** Text provided **
= = = =
So I followed the activities of the Taksim platform; I tried to spread the word over the social media. Then last week, on May 27, we got the news that the government sent bulldozers to start the construction. A small group stopped the bulldozers and on May 28 the police tried to push them out. The Gezi Parkı Watch was organized so some activists started sleeping at the park to fend off the bulldozers. People started to go to the park, including myself. The demonstrations were relatively small at first. In fact, I was not quite sure if they would ever get bigger. It was fun; people cheering, singing. A young, educated, colorful crowd, made mostly of anarchists, feminists, socialists, students, LGBT movement… Knowing that we are doing our best to show that we care about our right to this city felt good – but I also was not sure if we got any support beyond the park. And I was not sure what I would do if the police just kicked us out and tore the park down.
But when on the morning of May 31st the police raided the park at 5am, teargassed the demonstrators and burnt their tents down; when they continued to brutally teargas and spray people with water, even during the press release at the Taksim square couple of hours later, when a young woman was shot by tear-gas cannisters in her head, I instictively knew that there was no going back. To protest or not to protest was not a question anymore. The brutality, the arrogance, the sense of injustice was so strong and so in our faces that at last it boiled over. You push people back into a corner, and you keep on attacking, they would have to push back. There is a point where political protest is a defense as much as voice.
= = = =
** Data segment **
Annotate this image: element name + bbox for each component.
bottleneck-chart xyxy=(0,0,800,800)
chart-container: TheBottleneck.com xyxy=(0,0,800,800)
= = = =
** Things to do **
1. Write out the passage of the Gezi Park account from "But when on" to "much as voice.".
2. According to the Gezi Park account, at what hour did the police raid the park on the morning of May 31st?
3. Continue the account of the Gezi Park protests from the point where it stops.
The material is not required for any of this work.

** Answers per task **
1.
But when on the morning of May 31st the police raided the park at 5am, teargassed the demonstrators and burnt their tents down; when they continued to brutally teargas and spray people with water, even during the press release at the Taksim square couple of hours later, when a young woman was shot by tear-gas cannisters in her head, I instictively knew that there was no going back. To protest or not to protest was not a question anymore. The brutality, the arrogance, the sense of injustice was so strong and so in our faces that at last it boiled over. You push people back into a corner, and you keep on attacking, they would have to push back. There is a point where political protest is a defense as much as voice.

2. At 5am.

3.
What has transpired after that has just been incredible. That night, on the ferry, we could already smell the teargas blowing in the wind from Taksim. We were afraid but we knew what we had to do. We joined others who were coming from all directions as we walked up Cihangir to Sıraselviler with thousands of people, people who looked, how should I put it, very regular. They have finished their work day, walked off their offices and met their friends. They were frustrated with the brutality, with the sense that their lives, their choices, their voices did not matter. They were frustrated about the arrogance of the primeminister. They were tired of feeling helpless. They wanted to breathe, live in freedom.
So they walked and chanted, in solidarity. I had friends who were walking from different directions towards Taksim Square that night and we all had similar stories to tell. Stories of cooperation and kindness amidst chaos. It was scary but incredibly uplifting. Are all street uprisings against police this friendly? These demonstrators were saying “sorry” when they bumped into each other while running away from a tear-gas cannisters. They were sharing their food and water, spraying each others’ teary burning faces with homemade antihistamine-water mixtures, carying one another, shouting “do not panic” while trying to remain calm under tear- gas fire, building barricades together. People were opening their doors and letting strangers in. Older people were shouting words of support from windows and giving protestors lemon, milk and vinegar (to help with the effects of the teargas). It felt like the people of Istanbul, who normally grunt and grind their teeth at each other in public, who elbow their way in and out of public transportation have realized that they actually live in the same city, that they can actually help each other and cooperate… That was the feeling – a moment of enlightenment: Yes, we live in the same city. Yes, we have the right to live like dignified human beings. And yes, we can.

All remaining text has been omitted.